#### Required work
Output all of the data below exactly as given.

#### Dataset extract
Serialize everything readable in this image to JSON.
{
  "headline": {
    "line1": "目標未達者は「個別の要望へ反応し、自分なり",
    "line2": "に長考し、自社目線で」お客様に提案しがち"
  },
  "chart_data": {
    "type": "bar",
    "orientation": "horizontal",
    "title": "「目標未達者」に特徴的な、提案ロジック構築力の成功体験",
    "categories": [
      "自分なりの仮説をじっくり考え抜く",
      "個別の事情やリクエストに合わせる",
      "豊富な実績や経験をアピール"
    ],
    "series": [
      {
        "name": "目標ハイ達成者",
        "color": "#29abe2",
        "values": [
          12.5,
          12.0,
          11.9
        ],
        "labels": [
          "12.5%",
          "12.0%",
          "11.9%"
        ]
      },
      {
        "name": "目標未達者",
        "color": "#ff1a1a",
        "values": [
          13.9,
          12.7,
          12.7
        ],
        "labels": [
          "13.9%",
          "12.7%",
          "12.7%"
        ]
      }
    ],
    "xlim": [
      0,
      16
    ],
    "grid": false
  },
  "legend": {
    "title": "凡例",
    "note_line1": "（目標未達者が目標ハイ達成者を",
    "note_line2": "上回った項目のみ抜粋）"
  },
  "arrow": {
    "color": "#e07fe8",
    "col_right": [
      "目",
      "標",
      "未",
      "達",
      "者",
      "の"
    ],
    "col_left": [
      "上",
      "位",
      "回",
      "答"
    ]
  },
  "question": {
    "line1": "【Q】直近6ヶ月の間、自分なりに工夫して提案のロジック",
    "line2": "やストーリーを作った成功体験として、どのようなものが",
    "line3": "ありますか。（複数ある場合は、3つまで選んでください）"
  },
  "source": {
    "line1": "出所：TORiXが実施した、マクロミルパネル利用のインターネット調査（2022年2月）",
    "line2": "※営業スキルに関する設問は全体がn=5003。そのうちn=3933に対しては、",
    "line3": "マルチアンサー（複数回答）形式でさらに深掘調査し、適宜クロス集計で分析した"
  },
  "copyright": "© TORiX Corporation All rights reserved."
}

#### Answer to the problem
Serialize everything readable in this image to JSON.
{
  "headline": {
    "line1": "目標未達者は「個別の要望へ反応し、自分なり",
    "line2": "に長考し、自社目線で」お客様に提案しがち"
  },
  "chart_data": {
    "type": "bar",
    "orientation": "horizontal",
    "title": "「目標未達者」に特徴的な、提案ロジック構築力の成功体験",
    "categories": [
      "自分なりの仮説をじっくり考え抜く",
      "個別の事情やリクエストに合わせる",
      "豊富な実績や経験をアピール"
    ],
    "series": [
      {
        "name": "目標ハイ達成者",
        "color": "#29abe2",
        "values": [
          12.5,
          12.0,
          11.9
        ],
        "labels": [
          "12.5%",
          "12.0%",
          "11.9%"
        ]
      },
      {
        "name": "目標未達者",
        "color": "#ff1a1a",
        "values": [
          13.9,
          12.7,
          12.7
        ],
        "labels": [
          "13.9%",
          "12.7%",
          "12.7%"
        ]
      }
    ],
    "xlim": [
      0,
      16
    ],
    "grid": false
  },
  "legend": {
    "title": "凡例",
    "note_line1": "（目標未達者が目標ハイ達成者を",
    "note_line2": "上回った項目のみ抜粋）"
  },
  "arrow": {
    "color": "#e07fe8",
    "col_right": [
      "目",
      "標",
      "未",
      "達",
      "者",
      "の"
    ],
    "col_left": [
      "上",
      "位",
      "回",
      "答"
    ]
  },
  "question": {
    "line1": "【Q】直近6ヶ月の間、自分なりに工夫して提案のロジック",
    "line2": "やストーリーを作った成功体験として、どのようなものが",
    "line3": "ありますか。（複数ある場合は、3つまで選んでください）"
  },
  "source": {
    "line1": "出所：TORiXが実施した、マクロミルパネル利用のインターネット調査（2022年2月）",
    "line2": "※営業スキルに関する設問は全体がn=5003。そのうちn=3933に対しては、",
    "line3": "マルチアンサー（複数回答）形式でさらに深掘調査し、適宜クロス集計で分析した"
  },
  "copyright": "© TORiX Corporation All rights reserved."
}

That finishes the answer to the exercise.